* DATA FOR PROCESSING *
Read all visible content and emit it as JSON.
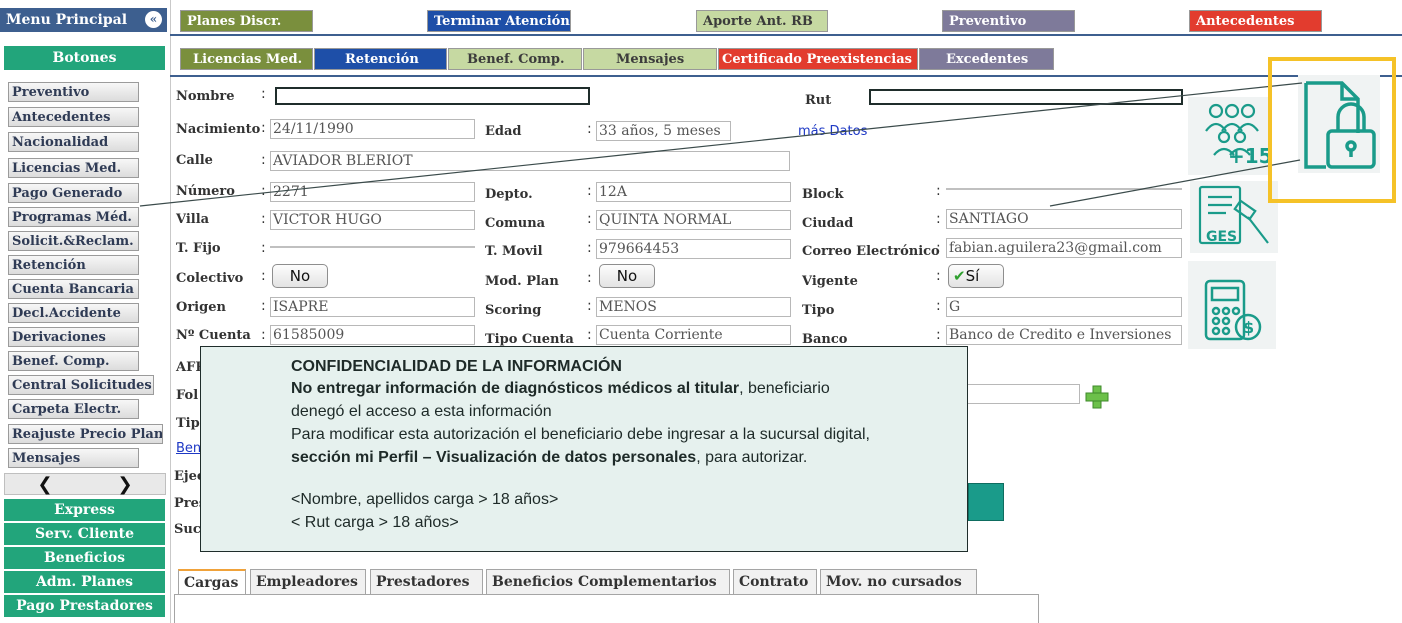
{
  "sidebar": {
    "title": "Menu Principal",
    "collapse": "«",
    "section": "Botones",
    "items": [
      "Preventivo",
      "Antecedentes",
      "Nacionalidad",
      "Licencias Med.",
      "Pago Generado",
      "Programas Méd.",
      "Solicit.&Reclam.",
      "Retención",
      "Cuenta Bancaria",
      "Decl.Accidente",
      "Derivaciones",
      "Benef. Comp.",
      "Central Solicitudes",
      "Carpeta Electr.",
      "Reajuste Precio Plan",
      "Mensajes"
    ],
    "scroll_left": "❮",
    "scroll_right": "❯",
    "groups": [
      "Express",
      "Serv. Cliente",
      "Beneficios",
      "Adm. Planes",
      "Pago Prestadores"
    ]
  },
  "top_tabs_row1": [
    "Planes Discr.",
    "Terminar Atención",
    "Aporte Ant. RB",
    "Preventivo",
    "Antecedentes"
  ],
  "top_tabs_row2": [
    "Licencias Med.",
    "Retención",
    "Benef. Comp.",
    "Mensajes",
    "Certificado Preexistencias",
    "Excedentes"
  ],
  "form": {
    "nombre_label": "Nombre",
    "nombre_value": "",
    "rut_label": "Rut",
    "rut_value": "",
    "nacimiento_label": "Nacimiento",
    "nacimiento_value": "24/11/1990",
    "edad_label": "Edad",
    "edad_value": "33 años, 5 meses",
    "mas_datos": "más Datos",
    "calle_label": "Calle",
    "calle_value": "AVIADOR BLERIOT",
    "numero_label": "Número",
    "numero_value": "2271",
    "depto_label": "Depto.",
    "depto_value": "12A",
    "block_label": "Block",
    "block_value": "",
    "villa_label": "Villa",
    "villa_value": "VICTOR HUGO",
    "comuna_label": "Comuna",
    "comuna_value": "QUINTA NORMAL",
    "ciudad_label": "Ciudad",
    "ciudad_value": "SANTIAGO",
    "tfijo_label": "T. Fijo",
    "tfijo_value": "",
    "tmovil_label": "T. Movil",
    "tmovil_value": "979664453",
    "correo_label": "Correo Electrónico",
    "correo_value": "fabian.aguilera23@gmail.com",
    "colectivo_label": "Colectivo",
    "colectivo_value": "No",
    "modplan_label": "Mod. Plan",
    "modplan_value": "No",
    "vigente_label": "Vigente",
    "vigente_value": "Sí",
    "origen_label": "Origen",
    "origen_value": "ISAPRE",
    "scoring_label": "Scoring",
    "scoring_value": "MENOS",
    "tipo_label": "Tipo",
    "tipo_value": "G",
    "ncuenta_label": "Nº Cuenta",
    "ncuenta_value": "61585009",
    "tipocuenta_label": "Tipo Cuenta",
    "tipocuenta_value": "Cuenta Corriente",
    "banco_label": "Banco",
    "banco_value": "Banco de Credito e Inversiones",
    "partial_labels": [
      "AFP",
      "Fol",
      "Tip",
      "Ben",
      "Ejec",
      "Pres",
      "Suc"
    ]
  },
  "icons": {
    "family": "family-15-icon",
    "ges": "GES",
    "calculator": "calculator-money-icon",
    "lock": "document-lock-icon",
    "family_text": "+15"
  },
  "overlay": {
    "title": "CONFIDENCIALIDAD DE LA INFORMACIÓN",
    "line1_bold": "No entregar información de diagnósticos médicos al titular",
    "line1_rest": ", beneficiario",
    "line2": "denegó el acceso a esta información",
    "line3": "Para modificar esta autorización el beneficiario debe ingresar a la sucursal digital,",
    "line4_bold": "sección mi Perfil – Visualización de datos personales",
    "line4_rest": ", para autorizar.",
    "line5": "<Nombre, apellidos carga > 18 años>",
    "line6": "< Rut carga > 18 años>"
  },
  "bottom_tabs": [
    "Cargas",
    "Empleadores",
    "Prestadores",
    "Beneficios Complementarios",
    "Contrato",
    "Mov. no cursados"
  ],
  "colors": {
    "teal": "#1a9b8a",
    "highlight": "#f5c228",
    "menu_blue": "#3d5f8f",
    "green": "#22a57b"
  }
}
==
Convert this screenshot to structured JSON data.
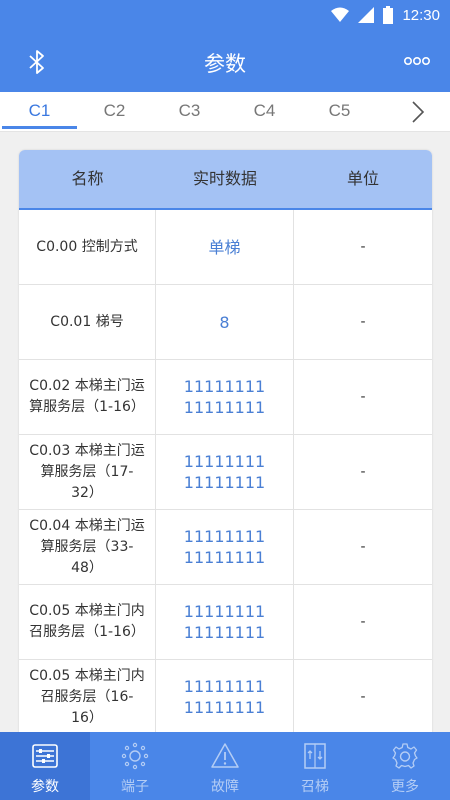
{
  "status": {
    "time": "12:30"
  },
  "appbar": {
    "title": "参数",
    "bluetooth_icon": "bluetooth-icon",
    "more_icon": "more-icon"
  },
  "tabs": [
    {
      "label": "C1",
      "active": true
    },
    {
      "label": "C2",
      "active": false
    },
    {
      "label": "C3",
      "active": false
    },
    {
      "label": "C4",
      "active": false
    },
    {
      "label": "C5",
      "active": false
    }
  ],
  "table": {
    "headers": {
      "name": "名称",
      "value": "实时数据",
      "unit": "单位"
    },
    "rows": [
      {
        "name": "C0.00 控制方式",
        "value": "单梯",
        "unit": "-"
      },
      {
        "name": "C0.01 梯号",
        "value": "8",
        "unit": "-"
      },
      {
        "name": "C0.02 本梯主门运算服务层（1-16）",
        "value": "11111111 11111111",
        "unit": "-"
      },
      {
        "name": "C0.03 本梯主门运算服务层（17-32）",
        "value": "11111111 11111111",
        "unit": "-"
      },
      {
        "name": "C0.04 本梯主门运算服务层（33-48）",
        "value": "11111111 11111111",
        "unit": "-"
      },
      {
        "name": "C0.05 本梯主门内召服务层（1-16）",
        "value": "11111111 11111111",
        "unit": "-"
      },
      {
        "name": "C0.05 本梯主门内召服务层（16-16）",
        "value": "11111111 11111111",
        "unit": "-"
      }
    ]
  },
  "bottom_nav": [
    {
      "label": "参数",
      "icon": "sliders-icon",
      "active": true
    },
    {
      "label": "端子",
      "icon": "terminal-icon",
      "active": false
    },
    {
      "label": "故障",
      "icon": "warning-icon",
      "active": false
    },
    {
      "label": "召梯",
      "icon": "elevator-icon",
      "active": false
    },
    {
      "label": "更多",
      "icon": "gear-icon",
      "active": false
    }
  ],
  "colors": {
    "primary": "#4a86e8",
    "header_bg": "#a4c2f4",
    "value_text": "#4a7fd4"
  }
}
--
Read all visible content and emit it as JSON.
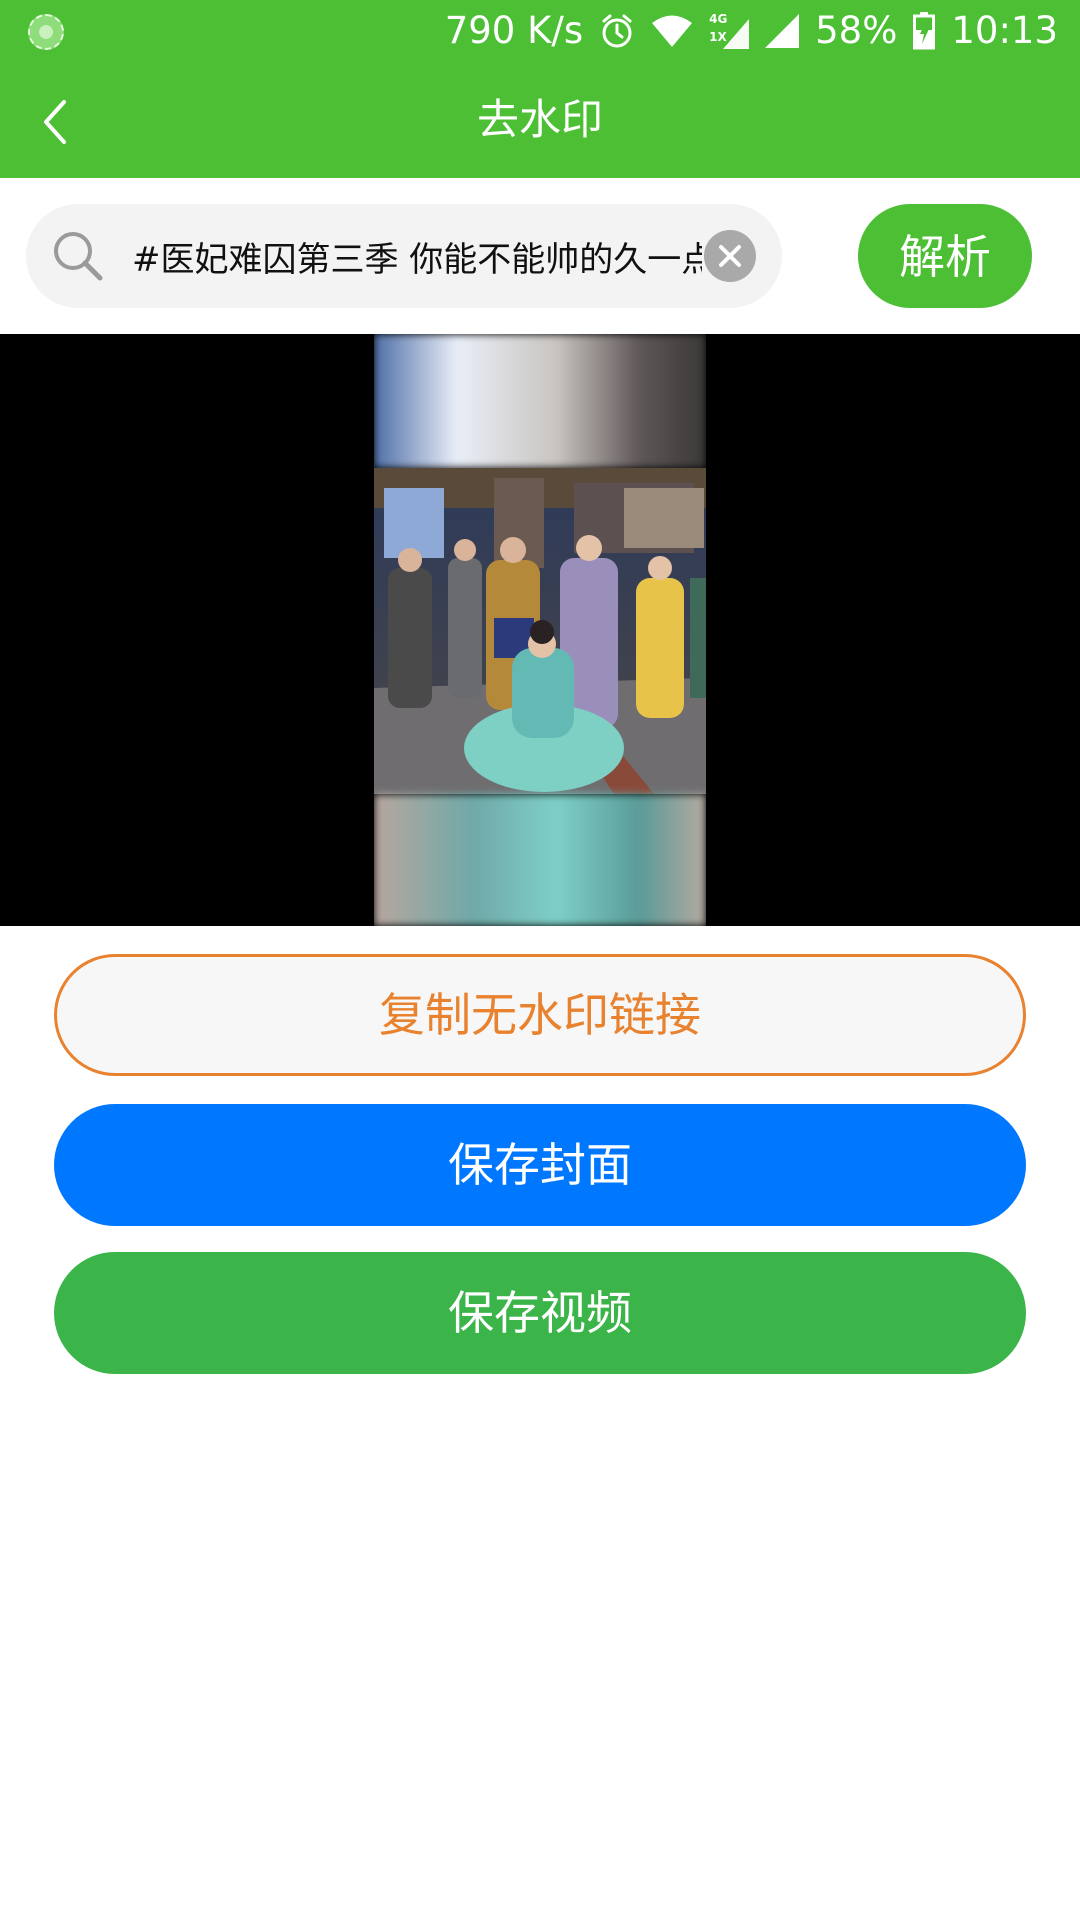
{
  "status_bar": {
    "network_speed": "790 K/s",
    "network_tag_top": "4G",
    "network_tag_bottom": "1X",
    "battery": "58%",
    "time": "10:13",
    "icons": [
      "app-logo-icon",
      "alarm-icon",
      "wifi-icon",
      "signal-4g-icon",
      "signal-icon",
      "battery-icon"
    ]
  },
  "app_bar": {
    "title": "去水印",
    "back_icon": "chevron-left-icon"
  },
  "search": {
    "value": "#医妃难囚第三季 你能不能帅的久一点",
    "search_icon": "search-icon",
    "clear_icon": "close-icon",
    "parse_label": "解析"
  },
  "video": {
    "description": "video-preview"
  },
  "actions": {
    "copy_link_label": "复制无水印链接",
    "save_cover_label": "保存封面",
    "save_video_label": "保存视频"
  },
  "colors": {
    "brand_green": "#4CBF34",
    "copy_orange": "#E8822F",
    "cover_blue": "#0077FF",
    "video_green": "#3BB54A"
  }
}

* EXERCISE AIM *
Report back each line of the entries that holds the string "Banco".

* ANSWER TO THE TASK *
    "banco_label": "Banco",
    "banco_value": "Banco de Credito e Inversiones",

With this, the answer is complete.